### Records
>>

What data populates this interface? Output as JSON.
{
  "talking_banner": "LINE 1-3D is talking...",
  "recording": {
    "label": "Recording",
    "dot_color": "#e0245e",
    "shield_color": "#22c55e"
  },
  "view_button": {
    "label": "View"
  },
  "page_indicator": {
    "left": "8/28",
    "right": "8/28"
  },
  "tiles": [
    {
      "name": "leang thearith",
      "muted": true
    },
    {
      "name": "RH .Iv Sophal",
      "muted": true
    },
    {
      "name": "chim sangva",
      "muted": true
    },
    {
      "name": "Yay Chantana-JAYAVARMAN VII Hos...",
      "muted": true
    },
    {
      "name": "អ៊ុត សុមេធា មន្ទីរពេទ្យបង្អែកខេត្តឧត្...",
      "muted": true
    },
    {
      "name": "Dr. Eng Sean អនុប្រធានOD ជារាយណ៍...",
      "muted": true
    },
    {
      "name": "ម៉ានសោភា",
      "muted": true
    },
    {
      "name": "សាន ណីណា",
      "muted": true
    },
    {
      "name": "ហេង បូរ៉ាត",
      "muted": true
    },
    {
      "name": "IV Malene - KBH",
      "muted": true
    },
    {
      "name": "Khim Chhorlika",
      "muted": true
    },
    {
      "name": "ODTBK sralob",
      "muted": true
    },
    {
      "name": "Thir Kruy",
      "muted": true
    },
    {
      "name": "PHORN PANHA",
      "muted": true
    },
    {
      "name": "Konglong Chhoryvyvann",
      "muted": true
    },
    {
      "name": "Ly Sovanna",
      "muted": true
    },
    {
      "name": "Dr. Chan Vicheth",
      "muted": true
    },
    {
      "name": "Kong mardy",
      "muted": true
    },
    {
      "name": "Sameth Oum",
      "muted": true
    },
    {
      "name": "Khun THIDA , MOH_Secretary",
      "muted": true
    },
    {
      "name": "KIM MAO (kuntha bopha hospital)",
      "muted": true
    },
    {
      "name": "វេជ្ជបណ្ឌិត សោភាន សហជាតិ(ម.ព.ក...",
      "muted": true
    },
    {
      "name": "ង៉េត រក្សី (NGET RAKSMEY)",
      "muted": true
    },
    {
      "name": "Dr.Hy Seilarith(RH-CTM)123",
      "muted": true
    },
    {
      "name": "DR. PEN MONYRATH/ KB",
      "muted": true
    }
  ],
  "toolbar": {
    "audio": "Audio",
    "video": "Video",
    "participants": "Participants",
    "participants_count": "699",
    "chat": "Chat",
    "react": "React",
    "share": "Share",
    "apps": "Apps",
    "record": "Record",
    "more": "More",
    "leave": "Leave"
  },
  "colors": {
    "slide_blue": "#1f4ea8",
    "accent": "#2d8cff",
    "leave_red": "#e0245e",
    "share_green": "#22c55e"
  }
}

<<

### Exercise description
Retype all the material above precisely, with no line left out.

### Output
What data populates this interface? Output as JSON.
{
  "talking_banner": "LINE 1-3D is talking...",
  "recording": {
    "label": "Recording",
    "dot_color": "#e0245e",
    "shield_color": "#22c55e"
  },
  "view_button": {
    "label": "View"
  },
  "page_indicator": {
    "left": "8/28",
    "right": "8/28"
  },
  "tiles": [
    {
      "name": "leang thearith",
      "muted": true
    },
    {
      "name": "RH .Iv Sophal",
      "muted": true
    },
    {
      "name": "chim sangva",
      "muted": true
    },
    {
      "name": "Yay Chantana-JAYAVARMAN VII Hos...",
      "muted": true
    },
    {
      "name": "អ៊ុត សុមេធា មន្ទីរពេទ្យបង្អែកខេត្តឧត្...",
      "muted": true
    },
    {
      "name": "Dr. Eng Sean អនុប្រធានOD ជារាយណ៍...",
      "muted": true
    },
    {
      "name": "ម៉ានសោភា",
      "muted": true
    },
    {
      "name": "សាន ណីណា",
      "muted": true
    },
    {
      "name": "ហេង បូរ៉ាត",
      "muted": true
    },
    {
      "name": "IV Malene - KBH",
      "muted": true
    },
    {
      "name": "Khim Chhorlika",
      "muted": true
    },
    {
      "name": "ODTBK sralob",
      "muted": true
    },
    {
      "name": "Thir Kruy",
      "muted": true
    },
    {
      "name": "PHORN PANHA",
      "muted": true
    },
    {
      "name": "Konglong Chhoryvyvann",
      "muted": true
    },
    {
      "name": "Ly Sovanna",
      "muted": true
    },
    {
      "name": "Dr. Chan Vicheth",
      "muted": true
    },
    {
      "name": "Kong mardy",
      "muted": true
    },
    {
      "name": "Sameth Oum",
      "muted": true
    },
    {
      "name": "Khun THIDA , MOH_Secretary",
      "muted": true
    },
    {
      "name": "KIM MAO (kuntha bopha hospital)",
      "muted": true
    },
    {
      "name": "វេជ្ជបណ្ឌិត សោភាន សហជាតិ(ម.ព.ក...",
      "muted": true
    },
    {
      "name": "ង៉េត រក្សី (NGET RAKSMEY)",
      "muted": true
    },
    {
      "name": "Dr.Hy Seilarith(RH-CTM)123",
      "muted": true
    },
    {
      "name": "DR. PEN MONYRATH/ KB",
      "muted": true
    }
  ],
  "toolbar": {
    "audio": "Audio",
    "video": "Video",
    "participants": "Participants",
    "participants_count": "699",
    "chat": "Chat",
    "react": "React",
    "share": "Share",
    "apps": "Apps",
    "record": "Record",
    "more": "More",
    "leave": "Leave"
  },
  "colors": {
    "slide_blue": "#1f4ea8",
    "accent": "#2d8cff",
    "leave_red": "#e0245e",
    "share_green": "#22c55e"
  }
}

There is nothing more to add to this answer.